• **STATED TASK**: Reproduce the data below in full and exclude every picture.
────────────────
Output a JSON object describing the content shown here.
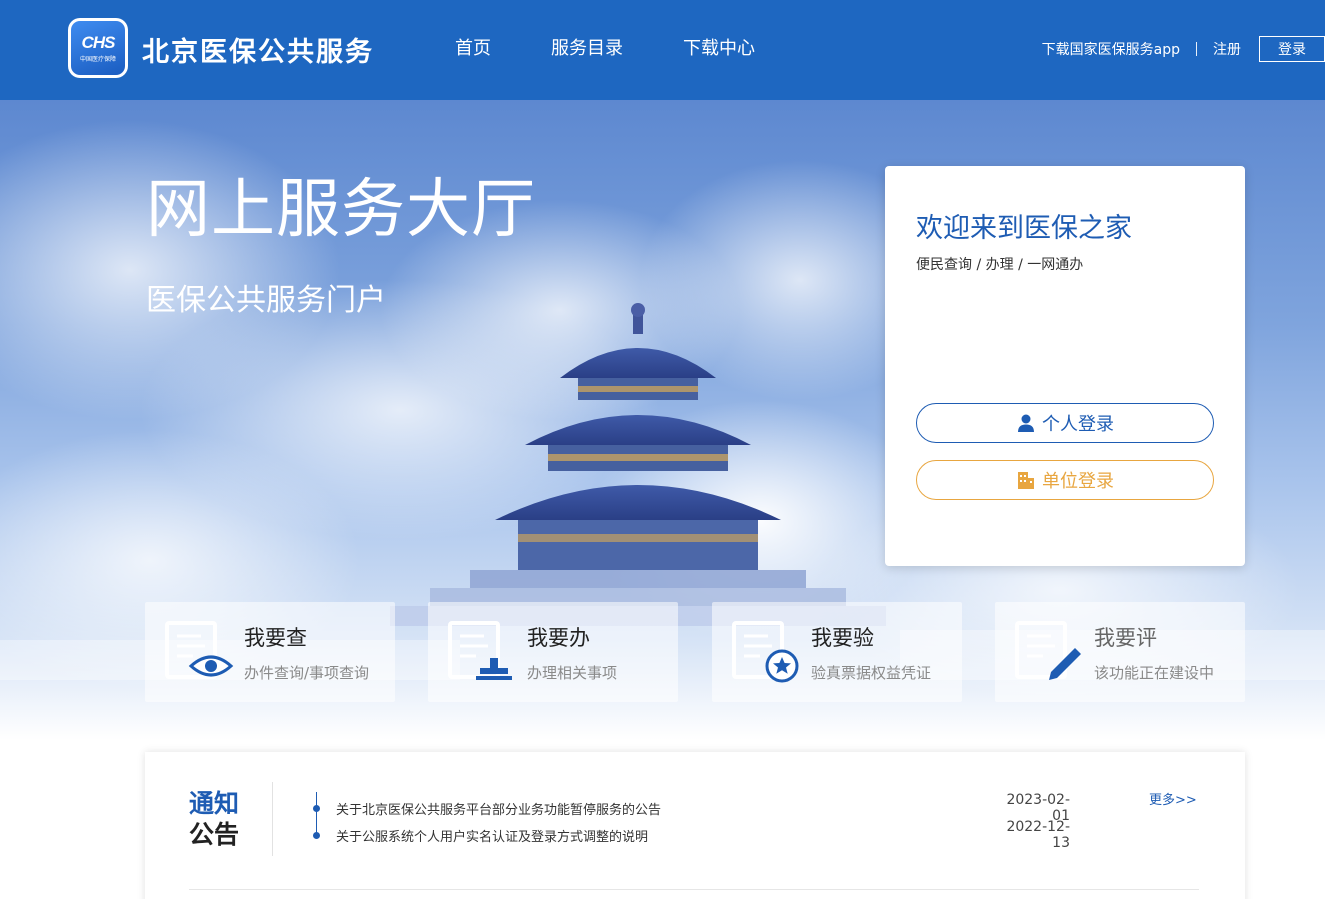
{
  "header": {
    "logo_text": "CHS",
    "logo_sub": "中国医疗保障",
    "site_title": "北京医保公共服务",
    "nav": [
      "首页",
      "服务目录",
      "下载中心"
    ],
    "download_app": "下载国家医保服务app",
    "register": "注册",
    "login": "登录"
  },
  "hero": {
    "title": "网上服务大厅",
    "subtitle": "医保公共服务门户"
  },
  "login_card": {
    "welcome": "欢迎来到医保之家",
    "slogan": "便民查询 / 办理 / 一网通办",
    "personal_login": "个人登录",
    "unit_login": "单位登录"
  },
  "services": [
    {
      "title": "我要查",
      "desc": "办件查询/事项查询",
      "icon": "document-eye-icon"
    },
    {
      "title": "我要办",
      "desc": "办理相关事项",
      "icon": "document-stamp-icon"
    },
    {
      "title": "我要验",
      "desc": "验真票据权益凭证",
      "icon": "document-star-icon"
    },
    {
      "title": "我要评",
      "desc": "该功能正在建设中",
      "icon": "document-pen-icon"
    }
  ],
  "notice": {
    "title_1": "通知",
    "title_2": "公告",
    "more": "更多>>",
    "items": [
      {
        "text": "关于北京医保公共服务平台部分业务功能暂停服务的公告",
        "date": "2023-02-01"
      },
      {
        "text": "关于公服系统个人用户实名认证及登录方式调整的说明",
        "date": "2022-12-13"
      }
    ]
  },
  "colors": {
    "header_blue": "#1e67c1",
    "accent_blue": "#1e5cb3",
    "unit_orange": "#e8a640"
  }
}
────────────────
• **FULL SOLUTION**:
Output a JSON object describing the content shown here.
{
  "header": {
    "logo_text": "CHS",
    "logo_sub": "中国医疗保障",
    "site_title": "北京医保公共服务",
    "nav": [
      "首页",
      "服务目录",
      "下载中心"
    ],
    "download_app": "下载国家医保服务app",
    "register": "注册",
    "login": "登录"
  },
  "hero": {
    "title": "网上服务大厅",
    "subtitle": "医保公共服务门户"
  },
  "login_card": {
    "welcome": "欢迎来到医保之家",
    "slogan": "便民查询 / 办理 / 一网通办",
    "personal_login": "个人登录",
    "unit_login": "单位登录"
  },
  "services": [
    {
      "title": "我要查",
      "desc": "办件查询/事项查询",
      "icon": "document-eye-icon"
    },
    {
      "title": "我要办",
      "desc": "办理相关事项",
      "icon": "document-stamp-icon"
    },
    {
      "title": "我要验",
      "desc": "验真票据权益凭证",
      "icon": "document-star-icon"
    },
    {
      "title": "我要评",
      "desc": "该功能正在建设中",
      "icon": "document-pen-icon"
    }
  ],
  "notice": {
    "title_1": "通知",
    "title_2": "公告",
    "more": "更多>>",
    "items": [
      {
        "text": "关于北京医保公共服务平台部分业务功能暂停服务的公告",
        "date": "2023-02-01"
      },
      {
        "text": "关于公服系统个人用户实名认证及登录方式调整的说明",
        "date": "2022-12-13"
      }
    ]
  },
  "colors": {
    "header_blue": "#1e67c1",
    "accent_blue": "#1e5cb3",
    "unit_orange": "#e8a640"
  }
}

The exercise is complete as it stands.